TASK: Reproduce every line of the listing as written, apart from the pictures.

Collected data
————————

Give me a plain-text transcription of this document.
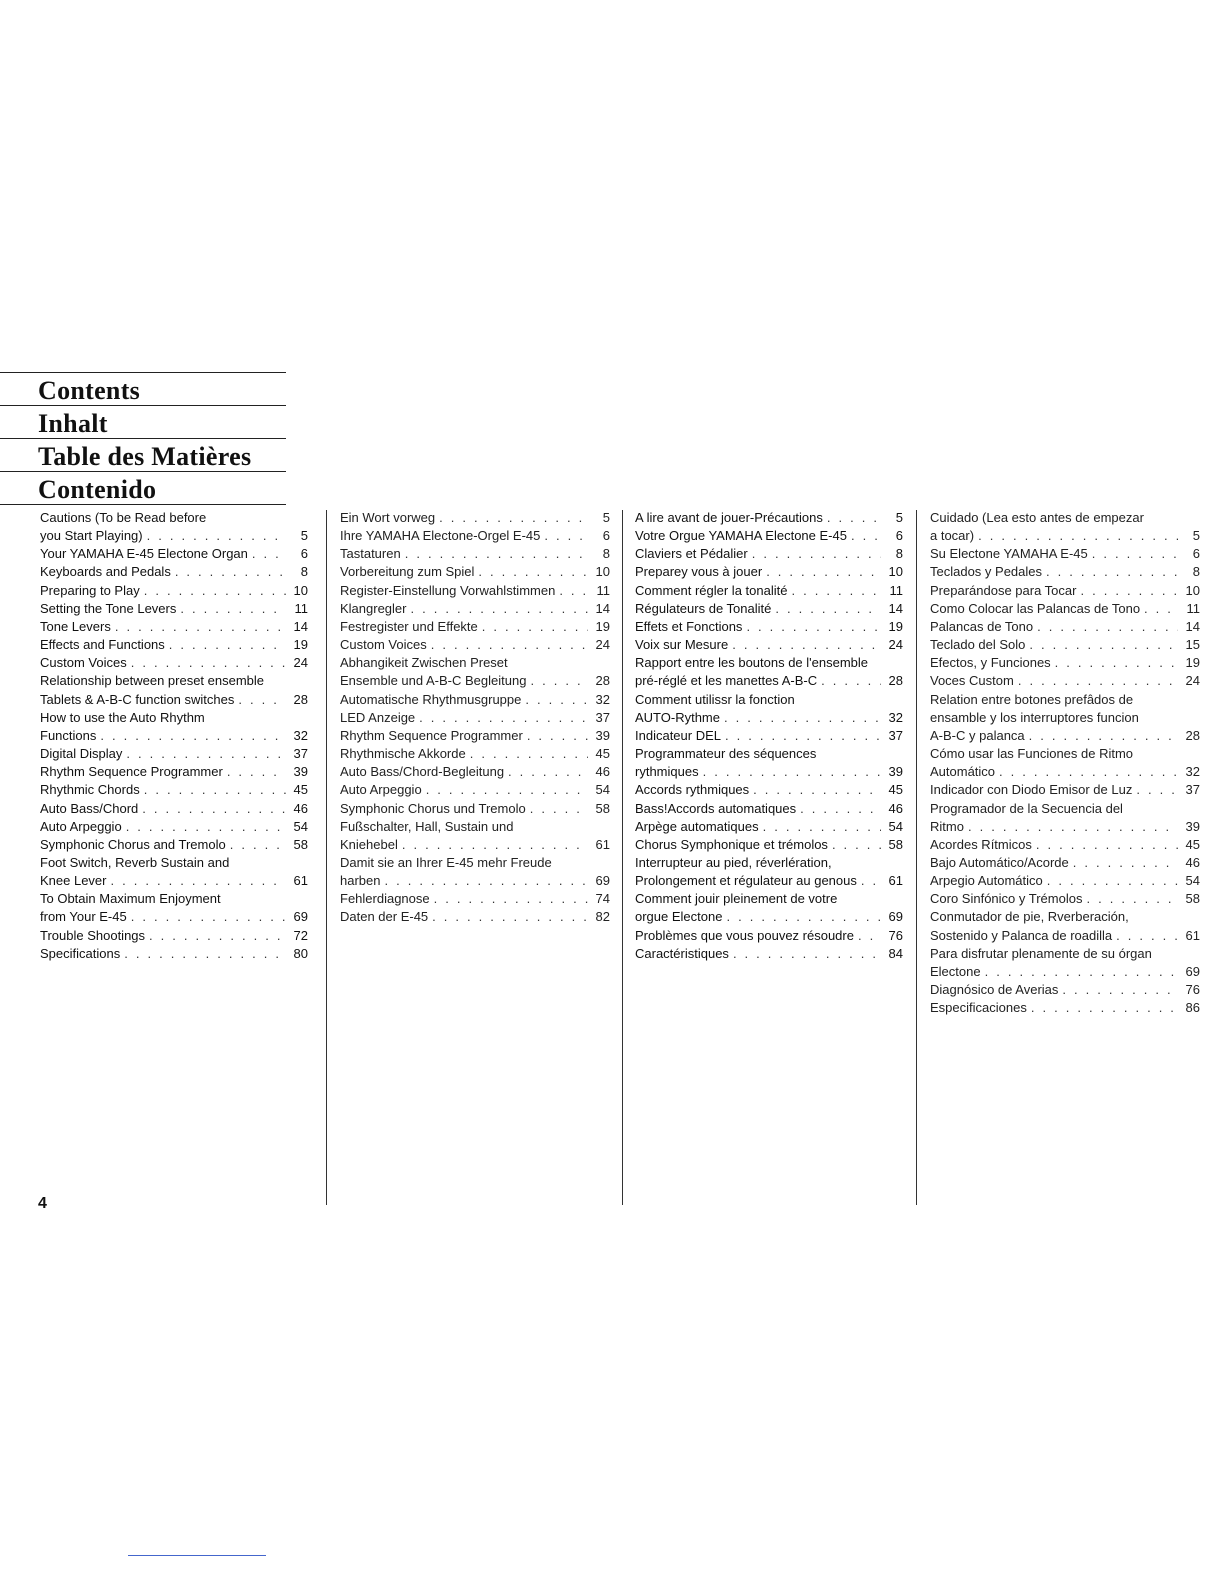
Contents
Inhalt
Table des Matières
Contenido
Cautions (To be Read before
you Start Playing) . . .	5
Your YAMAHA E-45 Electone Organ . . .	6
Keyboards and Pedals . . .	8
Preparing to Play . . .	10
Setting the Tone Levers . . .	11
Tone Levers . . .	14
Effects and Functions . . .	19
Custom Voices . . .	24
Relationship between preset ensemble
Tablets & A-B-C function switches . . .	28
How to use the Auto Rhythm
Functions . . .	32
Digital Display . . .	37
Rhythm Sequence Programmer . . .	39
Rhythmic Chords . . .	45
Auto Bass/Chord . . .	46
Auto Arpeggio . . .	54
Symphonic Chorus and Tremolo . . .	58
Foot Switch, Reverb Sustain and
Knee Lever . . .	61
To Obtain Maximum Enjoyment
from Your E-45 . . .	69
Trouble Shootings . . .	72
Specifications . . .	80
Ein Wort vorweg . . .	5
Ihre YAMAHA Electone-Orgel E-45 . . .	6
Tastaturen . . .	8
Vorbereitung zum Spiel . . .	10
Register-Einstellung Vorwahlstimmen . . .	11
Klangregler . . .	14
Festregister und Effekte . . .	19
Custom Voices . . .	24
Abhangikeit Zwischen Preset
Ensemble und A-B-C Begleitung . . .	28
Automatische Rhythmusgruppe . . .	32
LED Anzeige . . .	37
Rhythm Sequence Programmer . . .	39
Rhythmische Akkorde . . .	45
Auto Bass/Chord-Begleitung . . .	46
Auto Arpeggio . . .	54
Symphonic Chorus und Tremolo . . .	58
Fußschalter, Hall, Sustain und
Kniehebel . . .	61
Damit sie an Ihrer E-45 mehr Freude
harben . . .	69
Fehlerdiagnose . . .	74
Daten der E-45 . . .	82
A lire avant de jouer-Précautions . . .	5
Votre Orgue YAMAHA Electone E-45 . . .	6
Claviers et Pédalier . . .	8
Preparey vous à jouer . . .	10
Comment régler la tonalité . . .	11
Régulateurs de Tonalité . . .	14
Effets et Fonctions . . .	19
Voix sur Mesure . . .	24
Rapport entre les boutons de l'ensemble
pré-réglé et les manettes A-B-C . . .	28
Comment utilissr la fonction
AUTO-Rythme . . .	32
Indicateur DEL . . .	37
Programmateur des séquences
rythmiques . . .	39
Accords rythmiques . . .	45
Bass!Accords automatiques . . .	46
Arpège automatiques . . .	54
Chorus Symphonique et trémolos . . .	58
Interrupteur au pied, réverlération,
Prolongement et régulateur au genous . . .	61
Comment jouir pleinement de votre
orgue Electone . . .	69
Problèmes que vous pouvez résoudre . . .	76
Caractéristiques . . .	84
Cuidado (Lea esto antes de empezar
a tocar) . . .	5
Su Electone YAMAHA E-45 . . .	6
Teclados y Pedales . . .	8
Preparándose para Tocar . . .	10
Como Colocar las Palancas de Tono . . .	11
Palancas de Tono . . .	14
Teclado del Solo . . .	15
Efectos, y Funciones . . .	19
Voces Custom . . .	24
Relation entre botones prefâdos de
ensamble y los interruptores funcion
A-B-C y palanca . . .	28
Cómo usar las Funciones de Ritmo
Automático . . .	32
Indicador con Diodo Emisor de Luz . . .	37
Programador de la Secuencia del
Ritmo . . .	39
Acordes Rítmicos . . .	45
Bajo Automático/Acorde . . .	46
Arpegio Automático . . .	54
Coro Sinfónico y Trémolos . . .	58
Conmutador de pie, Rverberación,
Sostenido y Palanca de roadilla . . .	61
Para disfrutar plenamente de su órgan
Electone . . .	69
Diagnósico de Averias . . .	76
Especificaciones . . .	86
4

————————

TASK RESPONSE:
Give me a plain-text transcription of this document.
Contents
Inhalt
Table des Matières
Contenido
Cautions (To be Read before
you Start Playing) . . .	5
Your YAMAHA E-45 Electone Organ . . .	6
Keyboards and Pedals . . .	8
Preparing to Play . . .	10
Setting the Tone Levers . . .	11
Tone Levers . . .	14
Effects and Functions . . .	19
Custom Voices . . .	24
Relationship between preset ensemble
Tablets & A-B-C function switches . . .	28
How to use the Auto Rhythm
Functions . . .	32
Digital Display . . .	37
Rhythm Sequence Programmer . . .	39
Rhythmic Chords . . .	45
Auto Bass/Chord . . .	46
Auto Arpeggio . . .	54
Symphonic Chorus and Tremolo . . .	58
Foot Switch, Reverb Sustain and
Knee Lever . . .	61
To Obtain Maximum Enjoyment
from Your E-45 . . .	69
Trouble Shootings . . .	72
Specifications . . .	80
Ein Wort vorweg . . .	5
Ihre YAMAHA Electone-Orgel E-45 . . .	6
Tastaturen . . .	8
Vorbereitung zum Spiel . . .	10
Register-Einstellung Vorwahlstimmen . . .	11
Klangregler . . .	14
Festregister und Effekte . . .	19
Custom Voices . . .	24
Abhangikeit Zwischen Preset
Ensemble und A-B-C Begleitung . . .	28
Automatische Rhythmusgruppe . . .	32
LED Anzeige . . .	37
Rhythm Sequence Programmer . . .	39
Rhythmische Akkorde . . .	45
Auto Bass/Chord-Begleitung . . .	46
Auto Arpeggio . . .	54
Symphonic Chorus und Tremolo . . .	58
Fußschalter, Hall, Sustain und
Kniehebel . . .	61
Damit sie an Ihrer E-45 mehr Freude
harben . . .	69
Fehlerdiagnose . . .	74
Daten der E-45 . . .	82
A lire avant de jouer-Précautions . . .	5
Votre Orgue YAMAHA Electone E-45 . . .	6
Claviers et Pédalier . . .	8
Preparey vous à jouer . . .	10
Comment régler la tonalité . . .	11
Régulateurs de Tonalité . . .	14
Effets et Fonctions . . .	19
Voix sur Mesure . . .	24
Rapport entre les boutons de l'ensemble
pré-réglé et les manettes A-B-C . . .	28
Comment utilissr la fonction
AUTO-Rythme . . .	32
Indicateur DEL . . .	37
Programmateur des séquences
rythmiques . . .	39
Accords rythmiques . . .	45
Bass!Accords automatiques . . .	46
Arpège automatiques . . .	54
Chorus Symphonique et trémolos . . .	58
Interrupteur au pied, réverlération,
Prolongement et régulateur au genous . . .	61
Comment jouir pleinement de votre
orgue Electone . . .	69
Problèmes que vous pouvez résoudre . . .	76
Caractéristiques . . .	84
Cuidado (Lea esto antes de empezar
a tocar) . . .	5
Su Electone YAMAHA E-45 . . .	6
Teclados y Pedales . . .	8
Preparándose para Tocar . . .	10
Como Colocar las Palancas de Tono . . .	11
Palancas de Tono . . .	14
Teclado del Solo . . .	15
Efectos, y Funciones . . .	19
Voces Custom . . .	24
Relation entre botones prefâdos de
ensamble y los interruptores funcion
A-B-C y palanca . . .	28
Cómo usar las Funciones de Ritmo
Automático . . .	32
Indicador con Diodo Emisor de Luz . . .	37
Programador de la Secuencia del
Ritmo . . .	39
Acordes Rítmicos . . .	45
Bajo Automático/Acorde . . .	46
Arpegio Automático . . .	54
Coro Sinfónico y Trémolos . . .	58
Conmutador de pie, Rverberación,
Sostenido y Palanca de roadilla . . .	61
Para disfrutar plenamente de su órgan
Electone . . .	69
Diagnósico de Averias . . .	76
Especificaciones . . .	86
4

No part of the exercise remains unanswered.